Dataset excerpt

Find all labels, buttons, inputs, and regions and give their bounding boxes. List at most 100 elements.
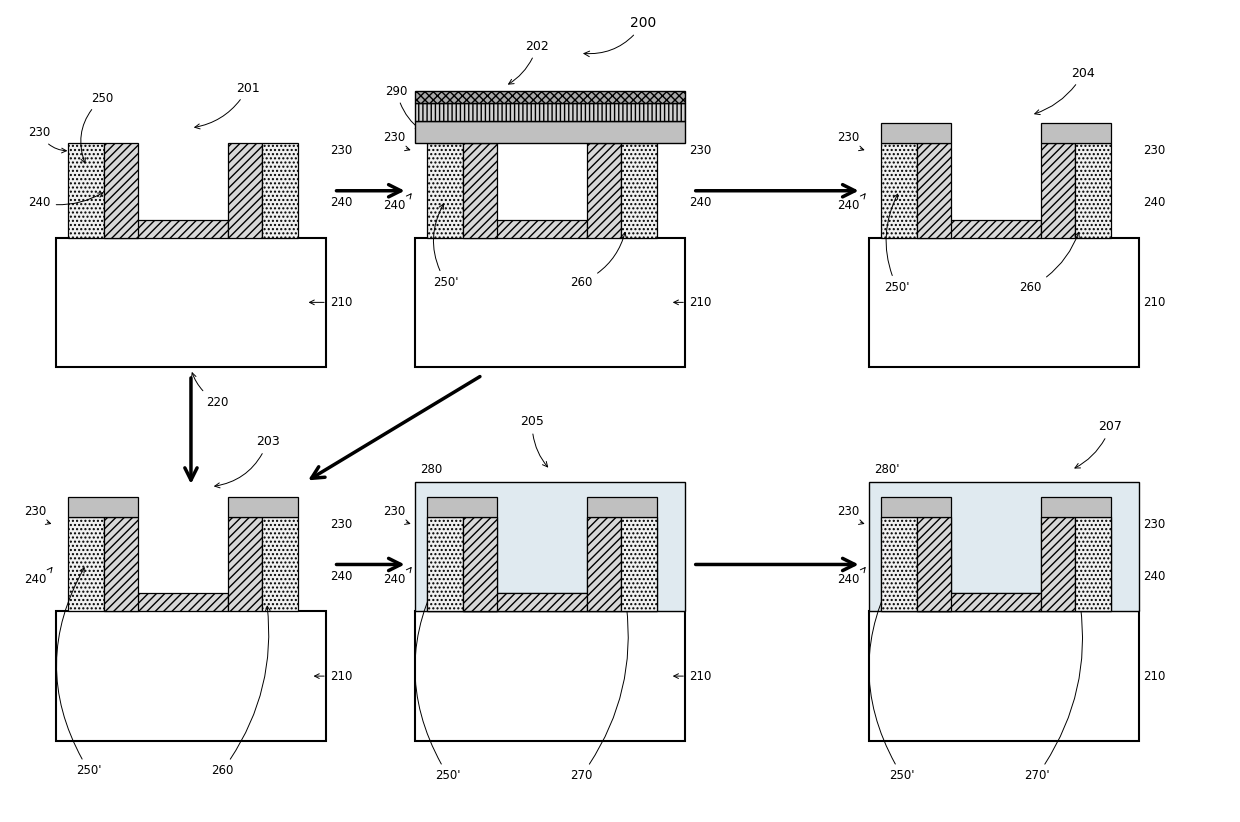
Bar [68,517,104,612]
Text: 260: 260 [570,233,626,289]
Bar [428,517,464,612]
Bar [882,143,918,238]
Bar [262,143,298,238]
Text: 202: 202 [508,39,549,84]
Bar [68,143,104,238]
Text: 230: 230 [837,132,864,150]
Bar [1075,143,1111,238]
Bar [918,593,1042,612]
Text: 230: 230 [330,518,352,531]
Bar [918,219,1042,238]
Text: 210: 210 [1143,670,1166,682]
Text: 260: 260 [211,606,270,778]
Bar [56,238,326,367]
Text: 230: 230 [837,506,864,524]
Text: 230: 230 [330,145,352,157]
Bar [918,143,951,238]
Text: 250': 250' [57,568,102,778]
Text: 270: 270 [570,606,630,783]
Text: 240: 240 [837,567,866,586]
Bar [1042,517,1075,612]
Text: 200: 200 [584,16,656,57]
Text: 250': 250' [434,204,459,289]
Text: 240: 240 [1143,570,1166,583]
Text: 210: 210 [315,670,352,682]
Bar [587,496,657,517]
Bar [262,517,298,612]
Text: 240: 240 [383,194,412,212]
Text: 240: 240 [330,196,352,210]
Bar [918,517,951,612]
Text: 201: 201 [195,81,259,129]
Text: 250: 250 [81,91,113,163]
Text: 230: 230 [383,132,409,150]
Text: 280: 280 [420,464,443,476]
Text: 240: 240 [383,567,412,586]
Bar [104,219,228,238]
Text: 240: 240 [330,570,352,583]
Text: 230: 230 [25,506,51,524]
Bar [621,143,657,238]
Bar [1075,517,1111,612]
Bar [918,593,1042,612]
Text: 240: 240 [837,194,866,212]
Bar [56,612,326,741]
Bar [428,143,464,238]
Text: 250': 250' [415,568,461,783]
Text: 210: 210 [310,296,352,309]
Text: 240: 240 [29,192,103,210]
Bar [104,593,228,612]
Text: 205: 205 [521,415,548,467]
Bar [1075,517,1111,612]
Bar [415,103,684,121]
Text: 220: 220 [191,373,228,409]
Text: 210: 210 [1143,296,1166,309]
Bar [428,496,497,517]
Bar [1042,496,1111,517]
Text: 230: 230 [1143,145,1166,157]
Bar [918,517,951,612]
Text: 210: 210 [673,296,712,309]
Bar [464,517,497,612]
Bar [464,593,587,612]
Bar [464,517,497,612]
Text: 230: 230 [383,506,409,524]
Bar [68,496,138,517]
Text: 280': 280' [874,464,900,476]
Text: 203: 203 [215,436,279,488]
Bar [228,517,262,612]
Bar [882,517,918,612]
Bar [1042,143,1075,238]
Bar [228,143,262,238]
Bar [464,219,587,238]
Text: 290: 290 [386,85,420,130]
Bar [882,517,918,612]
Text: 270': 270' [1024,606,1084,783]
Bar [621,517,657,612]
Bar [228,496,298,517]
Text: 204: 204 [1034,67,1095,114]
Bar [1042,123,1111,143]
Text: 260: 260 [1019,233,1079,294]
Bar [869,482,1138,612]
Bar [587,517,621,612]
Bar [428,517,464,612]
Text: 250': 250' [869,568,915,783]
Bar [587,143,621,238]
Text: 250': 250' [884,194,910,294]
Bar [415,482,684,612]
Bar [415,238,684,367]
Bar [415,91,684,103]
Bar [464,143,497,238]
Text: 230: 230 [29,127,67,153]
Bar [882,123,951,143]
Bar [621,517,657,612]
Text: 240: 240 [689,196,712,210]
Bar [464,593,587,612]
Bar [869,238,1138,367]
Bar [104,517,138,612]
Bar [104,143,138,238]
Bar [415,612,684,741]
Text: 230: 230 [1143,518,1166,531]
Text: 230: 230 [689,145,711,157]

◆ **Your goal**: Render every line of the item above as a JSON list of strings, one string per line, with blank lines omitted. Leave the picture out of the list.

◆ **Result of this task**:
[
  "Find all labels, buttons, inputs, and regions and give their bounding boxes. List at most 100 elements.",
  "Bar [68,517,104,612]",
  "Text: 260: 260 [570,233,626,289]",
  "Bar [428,517,464,612]",
  "Bar [882,143,918,238]",
  "Bar [262,143,298,238]",
  "Text: 202: 202 [508,39,549,84]",
  "Bar [68,143,104,238]",
  "Text: 230: 230 [837,132,864,150]",
  "Bar [1075,143,1111,238]",
  "Bar [918,593,1042,612]",
  "Text: 230: 230 [330,518,352,531]",
  "Bar [918,219,1042,238]",
  "Text: 210: 210 [1143,670,1166,682]",
  "Text: 260: 260 [211,606,270,778]",
  "Bar [56,238,326,367]",
  "Text: 230: 230 [837,506,864,524]",
  "Text: 230: 230 [330,145,352,157]",
  "Bar [918,143,951,238]",
  "Text: 250': 250' [57,568,102,778]",
  "Text: 270: 270 [570,606,630,783]",
  "Text: 240: 240 [837,567,866,586]",
  "Bar [1042,517,1075,612]",
  "Text: 200: 200 [584,16,656,57]",
  "Text: 250': 250' [434,204,459,289]",
  "Text: 240: 240 [1143,570,1166,583]",
  "Text: 210: 210 [315,670,352,682]",
  "Bar [587,496,657,517]",
  "Bar [262,517,298,612]",
  "Text: 240: 240 [383,194,412,212]",
  "Text: 240: 240 [330,196,352,210]",
  "Bar [918,517,951,612]",
  "Text: 201: 201 [195,81,259,129]",
  "Text: 250: 250 [81,91,113,163]",
  "Text: 230: 230 [383,132,409,150]",
  "Text: 280: 280 [420,464,443,476]",
  "Text: 240: 240 [383,567,412,586]",
  "Bar [104,219,228,238]",
  "Text: 240: 240 [330,570,352,583]",
  "Text: 230: 230 [25,506,51,524]",
  "Bar [621,143,657,238]",
  "Bar [1075,517,1111,612]",
  "Bar [918,593,1042,612]",
  "Text: 240: 240 [837,194,866,212]",
  "Bar [56,612,326,741]",
  "Bar [428,143,464,238]",
  "Text: 250': 250' [415,568,461,783]",
  "Text: 210: 210 [310,296,352,309]",
  "Text: 240: 240 [29,192,103,210]",
  "Bar [104,593,228,612]",
  "Text: 205: 205 [521,415,548,467]",
  "Bar [1075,517,1111,612]",
  "Bar [415,103,684,121]",
  "Text: 220: 220 [191,373,228,409]",
  "Text: 210: 210 [1143,296,1166,309]",
  "Bar [428,496,497,517]",
  "Bar [1042,496,1111,517]",
  "Text: 230: 230 [1143,145,1166,157]",
  "Bar [918,517,951,612]",
  "Text: 210: 210 [673,296,712,309]",
  "Bar [464,517,497,612]",
  "Bar [464,593,587,612]",
  "Bar [464,517,497,612]",
  "Text: 230: 230 [383,506,409,524]",
  "Bar [68,496,138,517]",
  "Text: 280': 280' [874,464,900,476]",
  "Text: 203: 203 [215,436,279,488]",
  "Bar [228,517,262,612]",
  "Bar [882,517,918,612]",
  "Bar [1042,143,1075,238]",
  "Bar [228,143,262,238]",
  "Bar [464,219,587,238]",
  "Text: 290: 290 [386,85,420,130]",
  "Bar [882,517,918,612]",
  "Text: 270': 270' [1024,606,1084,783]",
  "Bar [621,517,657,612]",
  "Bar [228,496,298,517]",
  "Text: 204: 204 [1034,67,1095,114]",
  "Bar [1042,123,1111,143]",
  "Text: 260: 260 [1019,233,1079,294]",
  "Bar [869,482,1138,612]",
  "Bar [587,517,621,612]",
  "Bar [428,517,464,612]",
  "Text: 250': 250' [869,568,915,783]",
  "Bar [587,143,621,238]",
  "Text: 250': 250' [884,194,910,294]",
  "Bar [415,482,684,612]",
  "Bar [415,238,684,367]",
  "Bar [415,91,684,103]",
  "Bar [464,143,497,238]",
  "Text: 230: 230 [29,127,67,153]",
  "Bar [882,123,951,143]",
  "Bar [621,517,657,612]",
  "Text: 240: 240 [689,196,712,210]",
  "Bar [464,593,587,612]",
  "Bar [869,238,1138,367]",
  "Bar [104,517,138,612]",
  "Bar [104,143,138,238]",
  "Bar [415,612,684,741]",
  "Text: 230: 230 [1143,518,1166,531]",
  "Text: 230: 230 [689,145,711,157]"
]